Of the lines listed below, how many contain the string "name"? Answer with the number alone.

:: Data section ::

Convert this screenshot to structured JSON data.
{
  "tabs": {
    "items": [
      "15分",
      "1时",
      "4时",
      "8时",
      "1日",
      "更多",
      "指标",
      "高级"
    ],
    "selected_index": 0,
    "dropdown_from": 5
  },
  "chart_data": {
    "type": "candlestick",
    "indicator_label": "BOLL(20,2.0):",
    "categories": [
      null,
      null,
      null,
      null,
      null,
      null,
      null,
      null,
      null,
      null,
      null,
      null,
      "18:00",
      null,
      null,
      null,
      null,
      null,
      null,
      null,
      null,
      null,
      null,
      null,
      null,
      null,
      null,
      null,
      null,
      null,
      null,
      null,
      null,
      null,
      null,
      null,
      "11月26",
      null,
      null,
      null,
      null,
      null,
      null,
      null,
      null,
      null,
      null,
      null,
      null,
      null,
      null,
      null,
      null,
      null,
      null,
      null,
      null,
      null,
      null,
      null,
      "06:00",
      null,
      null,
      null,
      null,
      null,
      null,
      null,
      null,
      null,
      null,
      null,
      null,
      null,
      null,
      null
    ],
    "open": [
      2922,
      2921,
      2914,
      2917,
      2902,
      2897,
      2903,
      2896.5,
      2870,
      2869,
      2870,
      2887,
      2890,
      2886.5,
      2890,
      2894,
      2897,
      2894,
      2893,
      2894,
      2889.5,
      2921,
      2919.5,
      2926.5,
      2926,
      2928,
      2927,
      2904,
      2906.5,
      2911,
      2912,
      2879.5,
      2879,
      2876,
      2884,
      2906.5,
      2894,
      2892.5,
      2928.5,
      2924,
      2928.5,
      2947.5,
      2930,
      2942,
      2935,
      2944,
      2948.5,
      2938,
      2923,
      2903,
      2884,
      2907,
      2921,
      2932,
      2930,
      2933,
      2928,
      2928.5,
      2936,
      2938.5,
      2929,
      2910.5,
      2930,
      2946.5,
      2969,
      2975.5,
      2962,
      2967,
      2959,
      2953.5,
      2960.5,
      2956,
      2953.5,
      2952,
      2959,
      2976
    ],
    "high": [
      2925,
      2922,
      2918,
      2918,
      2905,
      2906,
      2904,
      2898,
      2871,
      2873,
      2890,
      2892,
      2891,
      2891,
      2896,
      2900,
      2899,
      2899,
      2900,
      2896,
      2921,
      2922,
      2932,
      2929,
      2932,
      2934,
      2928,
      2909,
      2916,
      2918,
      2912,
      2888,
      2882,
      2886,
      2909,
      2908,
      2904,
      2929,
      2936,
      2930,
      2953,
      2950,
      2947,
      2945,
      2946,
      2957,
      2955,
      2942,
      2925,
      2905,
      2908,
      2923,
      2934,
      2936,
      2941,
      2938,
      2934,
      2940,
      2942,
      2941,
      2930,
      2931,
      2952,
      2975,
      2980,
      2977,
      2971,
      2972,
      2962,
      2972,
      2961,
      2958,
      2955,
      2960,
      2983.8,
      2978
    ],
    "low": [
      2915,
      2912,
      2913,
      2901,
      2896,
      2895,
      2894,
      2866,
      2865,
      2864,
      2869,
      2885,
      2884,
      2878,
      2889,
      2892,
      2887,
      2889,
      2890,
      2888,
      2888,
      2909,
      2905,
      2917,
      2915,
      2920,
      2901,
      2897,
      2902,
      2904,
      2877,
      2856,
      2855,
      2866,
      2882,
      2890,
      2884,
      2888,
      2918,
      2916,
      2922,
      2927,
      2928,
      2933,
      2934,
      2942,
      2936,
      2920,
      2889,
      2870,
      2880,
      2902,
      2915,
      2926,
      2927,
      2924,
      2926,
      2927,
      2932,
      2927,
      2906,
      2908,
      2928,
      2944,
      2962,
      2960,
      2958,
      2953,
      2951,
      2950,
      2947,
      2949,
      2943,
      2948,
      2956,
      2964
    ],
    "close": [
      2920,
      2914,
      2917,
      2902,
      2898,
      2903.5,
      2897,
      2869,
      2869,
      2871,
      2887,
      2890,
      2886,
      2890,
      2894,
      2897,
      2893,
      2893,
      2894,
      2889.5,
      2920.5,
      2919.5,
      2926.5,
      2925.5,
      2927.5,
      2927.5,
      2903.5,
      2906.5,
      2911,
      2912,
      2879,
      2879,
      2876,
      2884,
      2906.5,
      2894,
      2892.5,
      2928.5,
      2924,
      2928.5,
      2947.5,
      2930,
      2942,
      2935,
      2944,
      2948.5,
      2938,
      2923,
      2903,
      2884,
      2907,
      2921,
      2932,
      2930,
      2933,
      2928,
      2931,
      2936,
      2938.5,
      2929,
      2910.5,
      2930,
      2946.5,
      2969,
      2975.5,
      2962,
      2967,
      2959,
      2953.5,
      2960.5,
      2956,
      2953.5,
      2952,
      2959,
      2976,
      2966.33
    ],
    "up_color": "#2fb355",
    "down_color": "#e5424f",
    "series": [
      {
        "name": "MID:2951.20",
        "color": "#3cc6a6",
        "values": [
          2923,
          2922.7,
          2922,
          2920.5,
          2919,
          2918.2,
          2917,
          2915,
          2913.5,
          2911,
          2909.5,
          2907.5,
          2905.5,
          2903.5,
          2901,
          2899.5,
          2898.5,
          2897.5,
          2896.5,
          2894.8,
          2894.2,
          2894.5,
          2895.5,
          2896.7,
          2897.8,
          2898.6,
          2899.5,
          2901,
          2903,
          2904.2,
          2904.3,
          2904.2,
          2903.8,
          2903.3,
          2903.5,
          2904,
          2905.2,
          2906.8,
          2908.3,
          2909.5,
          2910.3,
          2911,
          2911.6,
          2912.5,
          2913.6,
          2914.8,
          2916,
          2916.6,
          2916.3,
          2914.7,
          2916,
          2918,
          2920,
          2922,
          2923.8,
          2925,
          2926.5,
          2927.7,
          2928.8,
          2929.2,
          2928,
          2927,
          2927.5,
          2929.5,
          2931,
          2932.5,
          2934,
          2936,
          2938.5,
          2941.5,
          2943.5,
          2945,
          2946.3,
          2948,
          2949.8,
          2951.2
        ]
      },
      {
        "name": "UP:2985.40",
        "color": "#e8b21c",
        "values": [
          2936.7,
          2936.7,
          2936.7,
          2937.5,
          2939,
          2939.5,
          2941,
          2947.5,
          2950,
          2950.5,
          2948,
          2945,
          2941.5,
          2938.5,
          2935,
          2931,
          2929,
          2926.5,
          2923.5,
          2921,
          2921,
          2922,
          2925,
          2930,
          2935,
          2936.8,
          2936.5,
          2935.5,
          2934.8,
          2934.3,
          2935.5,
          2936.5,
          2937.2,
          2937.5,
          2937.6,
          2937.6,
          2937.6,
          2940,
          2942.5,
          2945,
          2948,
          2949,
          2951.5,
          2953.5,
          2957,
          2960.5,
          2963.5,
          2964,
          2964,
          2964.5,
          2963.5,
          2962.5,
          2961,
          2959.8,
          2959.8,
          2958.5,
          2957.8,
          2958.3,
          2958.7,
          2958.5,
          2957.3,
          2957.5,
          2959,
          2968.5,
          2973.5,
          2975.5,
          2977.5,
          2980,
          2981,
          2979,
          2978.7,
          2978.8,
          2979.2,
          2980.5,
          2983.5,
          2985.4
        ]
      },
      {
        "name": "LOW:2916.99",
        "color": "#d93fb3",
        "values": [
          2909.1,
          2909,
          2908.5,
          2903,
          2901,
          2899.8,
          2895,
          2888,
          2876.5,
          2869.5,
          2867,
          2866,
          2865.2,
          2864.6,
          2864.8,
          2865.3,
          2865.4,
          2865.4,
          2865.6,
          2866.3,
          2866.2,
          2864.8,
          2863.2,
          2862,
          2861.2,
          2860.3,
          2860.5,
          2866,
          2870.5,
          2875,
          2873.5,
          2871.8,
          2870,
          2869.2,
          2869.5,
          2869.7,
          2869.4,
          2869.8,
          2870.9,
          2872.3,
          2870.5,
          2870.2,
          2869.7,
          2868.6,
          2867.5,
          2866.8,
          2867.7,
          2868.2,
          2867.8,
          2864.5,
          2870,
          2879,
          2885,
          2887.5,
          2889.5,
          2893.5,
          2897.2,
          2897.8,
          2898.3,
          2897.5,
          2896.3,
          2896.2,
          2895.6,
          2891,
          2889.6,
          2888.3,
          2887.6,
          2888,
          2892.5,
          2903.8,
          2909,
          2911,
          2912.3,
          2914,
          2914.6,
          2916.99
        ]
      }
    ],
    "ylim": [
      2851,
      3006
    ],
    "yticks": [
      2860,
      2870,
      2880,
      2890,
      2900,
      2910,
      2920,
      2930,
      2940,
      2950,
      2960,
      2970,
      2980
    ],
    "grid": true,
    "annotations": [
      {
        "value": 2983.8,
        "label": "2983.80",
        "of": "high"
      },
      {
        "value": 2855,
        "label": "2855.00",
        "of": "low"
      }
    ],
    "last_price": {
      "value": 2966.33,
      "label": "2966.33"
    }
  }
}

:::

**Expected answer:**
3